In the records below, find the line containing "Type out the text in this image."; copy exactly that line and all lines after it to the end, and nothing else.
[BEGIN]
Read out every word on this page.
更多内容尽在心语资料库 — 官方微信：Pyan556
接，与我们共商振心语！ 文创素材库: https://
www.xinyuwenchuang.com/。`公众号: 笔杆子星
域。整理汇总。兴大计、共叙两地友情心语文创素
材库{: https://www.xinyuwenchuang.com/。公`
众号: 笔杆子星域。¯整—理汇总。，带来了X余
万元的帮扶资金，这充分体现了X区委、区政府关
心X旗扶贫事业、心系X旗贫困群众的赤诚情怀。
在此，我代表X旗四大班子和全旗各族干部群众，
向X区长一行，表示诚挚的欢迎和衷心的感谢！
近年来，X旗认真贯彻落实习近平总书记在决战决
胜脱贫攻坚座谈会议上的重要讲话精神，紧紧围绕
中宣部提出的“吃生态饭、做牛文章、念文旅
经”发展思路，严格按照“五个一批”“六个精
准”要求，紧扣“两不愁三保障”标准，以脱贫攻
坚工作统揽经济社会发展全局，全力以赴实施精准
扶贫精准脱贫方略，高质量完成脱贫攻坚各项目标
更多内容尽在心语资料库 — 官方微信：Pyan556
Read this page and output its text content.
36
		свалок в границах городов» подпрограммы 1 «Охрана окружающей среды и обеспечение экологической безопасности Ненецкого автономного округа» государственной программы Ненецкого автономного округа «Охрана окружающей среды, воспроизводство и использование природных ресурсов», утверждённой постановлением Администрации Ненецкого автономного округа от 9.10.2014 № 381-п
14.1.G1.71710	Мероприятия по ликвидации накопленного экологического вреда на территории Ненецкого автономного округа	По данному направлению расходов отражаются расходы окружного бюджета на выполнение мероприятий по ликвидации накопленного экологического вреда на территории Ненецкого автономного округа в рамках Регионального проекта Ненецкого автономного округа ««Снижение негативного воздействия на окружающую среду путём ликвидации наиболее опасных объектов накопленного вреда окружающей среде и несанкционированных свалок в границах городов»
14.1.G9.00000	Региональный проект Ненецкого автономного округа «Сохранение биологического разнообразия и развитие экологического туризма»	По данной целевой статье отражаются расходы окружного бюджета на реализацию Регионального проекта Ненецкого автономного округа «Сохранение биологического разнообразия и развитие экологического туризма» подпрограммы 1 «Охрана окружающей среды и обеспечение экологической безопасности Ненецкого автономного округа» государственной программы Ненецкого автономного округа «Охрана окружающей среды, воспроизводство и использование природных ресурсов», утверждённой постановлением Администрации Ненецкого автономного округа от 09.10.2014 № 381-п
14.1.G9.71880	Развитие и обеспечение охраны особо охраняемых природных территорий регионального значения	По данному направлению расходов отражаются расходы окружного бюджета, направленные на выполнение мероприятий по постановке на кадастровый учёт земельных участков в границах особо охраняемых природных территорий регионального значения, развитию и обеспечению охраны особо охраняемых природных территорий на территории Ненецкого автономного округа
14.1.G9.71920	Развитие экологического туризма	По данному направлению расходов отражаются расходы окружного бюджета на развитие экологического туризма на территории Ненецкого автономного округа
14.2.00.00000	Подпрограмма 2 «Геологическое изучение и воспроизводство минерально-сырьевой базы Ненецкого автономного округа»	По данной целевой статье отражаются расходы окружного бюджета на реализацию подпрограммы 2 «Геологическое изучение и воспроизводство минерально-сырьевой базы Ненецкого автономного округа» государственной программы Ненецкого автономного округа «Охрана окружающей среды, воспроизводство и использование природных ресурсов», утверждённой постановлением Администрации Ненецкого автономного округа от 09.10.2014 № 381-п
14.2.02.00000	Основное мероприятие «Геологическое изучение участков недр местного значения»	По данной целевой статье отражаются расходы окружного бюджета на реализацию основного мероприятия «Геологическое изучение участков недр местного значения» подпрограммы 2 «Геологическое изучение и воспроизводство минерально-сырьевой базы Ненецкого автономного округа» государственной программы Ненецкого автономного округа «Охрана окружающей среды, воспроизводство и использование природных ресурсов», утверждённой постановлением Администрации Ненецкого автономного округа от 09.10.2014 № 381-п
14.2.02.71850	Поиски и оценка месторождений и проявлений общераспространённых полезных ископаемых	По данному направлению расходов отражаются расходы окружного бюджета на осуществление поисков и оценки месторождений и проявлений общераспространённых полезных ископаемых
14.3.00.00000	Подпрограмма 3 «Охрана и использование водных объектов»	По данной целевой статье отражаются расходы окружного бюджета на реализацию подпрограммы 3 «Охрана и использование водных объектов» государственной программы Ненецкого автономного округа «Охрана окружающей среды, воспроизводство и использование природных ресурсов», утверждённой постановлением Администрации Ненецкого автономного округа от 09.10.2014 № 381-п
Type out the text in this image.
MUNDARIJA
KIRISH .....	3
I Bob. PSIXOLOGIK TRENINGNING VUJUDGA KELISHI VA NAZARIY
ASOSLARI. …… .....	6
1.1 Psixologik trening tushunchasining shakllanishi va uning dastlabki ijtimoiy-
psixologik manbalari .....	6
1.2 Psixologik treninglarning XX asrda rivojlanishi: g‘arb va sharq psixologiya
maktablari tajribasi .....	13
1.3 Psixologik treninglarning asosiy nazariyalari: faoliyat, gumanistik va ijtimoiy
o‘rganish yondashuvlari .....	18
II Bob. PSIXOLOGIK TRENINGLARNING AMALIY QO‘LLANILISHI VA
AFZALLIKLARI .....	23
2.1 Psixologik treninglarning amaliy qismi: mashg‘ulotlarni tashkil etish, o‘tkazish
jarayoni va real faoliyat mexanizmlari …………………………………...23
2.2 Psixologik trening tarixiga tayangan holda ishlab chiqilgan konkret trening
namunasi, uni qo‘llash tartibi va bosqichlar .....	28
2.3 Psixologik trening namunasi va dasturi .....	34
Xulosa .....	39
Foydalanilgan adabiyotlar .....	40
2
[END]
| Written reply |
Type out the text in this image.
MUNDARIJA
KIRISH .....	3
I Bob. PSIXOLOGIK TRENINGNING VUJUDGA KELISHI VA NAZARIY
ASOSLARI. …… .....	6
1.1 Psixologik trening tushunchasining shakllanishi va uning dastlabki ijtimoiy-
psixologik manbalari .....	6
1.2 Psixologik treninglarning XX asrda rivojlanishi: g‘arb va sharq psixologiya
maktablari tajribasi .....	13
1.3 Psixologik treninglarning asosiy nazariyalari: faoliyat, gumanistik va ijtimoiy
o‘rganish yondashuvlari .....	18
II Bob. PSIXOLOGIK TRENINGLARNING AMALIY QO‘LLANILISHI VA
AFZALLIKLARI .....	23
2.1 Psixologik treninglarning amaliy qismi: mashg‘ulotlarni tashkil etish, o‘tkazish
jarayoni va real faoliyat mexanizmlari …………………………………...23
2.2 Psixologik trening tarixiga tayangan holda ishlab chiqilgan konkret trening
namunasi, uni qo‘llash tartibi va bosqichlar .....	28
2.3 Psixologik trening namunasi va dasturi .....	34
Xulosa .....	39
Foydalanilgan adabiyotlar .....	40
2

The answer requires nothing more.